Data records
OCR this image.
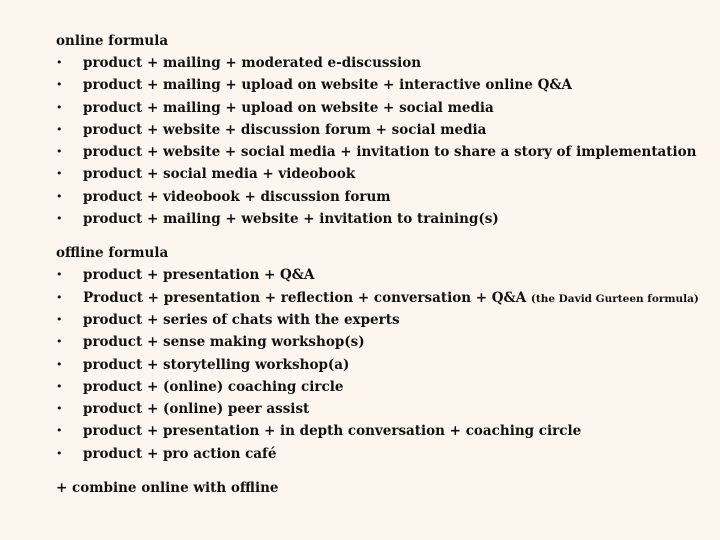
online formula
• product + mailing + moderated e-discussion
• product + mailing + upload on website + interactive online Q&A
• product + mailing + upload on website + social media
• product + website + discussion forum + social media
• product + website + social media + invitation to share a story of implementation
• product + social media + videobook
• product + videobook + discussion forum
• product + mailing + website + invitation to training(s)
offline formula
• product + presentation + Q&A
• Product + presentation + reflection + conversation + Q&A (the David Gurteen formula)
• product + series of chats with the experts
• product + sense making workshop(s)
• product + storytelling workshop(a)
• product + (online) coaching circle
• product + (online) peer assist
• product + presentation + in depth conversation + coaching circle
• product + pro action café
+ combine online with offline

**WRITTEN REQUEST:**
Leave out the pictures and print each record exactly as it stands.

**RESPONSE:**
OCR this image.
online formula
• product + mailing + moderated e-discussion
• product + mailing + upload on website + interactive online Q&A
• product + mailing + upload on website + social media
• product + website + discussion forum + social media
• product + website + social media + invitation to share a story of implementation
• product + social media + videobook
• product + videobook + discussion forum
• product + mailing + website + invitation to training(s)
offline formula
• product + presentation + Q&A
• Product + presentation + reflection + conversation + Q&A (the David Gurteen formula)
• product + series of chats with the experts
• product + sense making workshop(s)
• product + storytelling workshop(a)
• product + (online) coaching circle
• product + (online) peer assist
• product + presentation + in depth conversation + coaching circle
• product + pro action café
+ combine online with offline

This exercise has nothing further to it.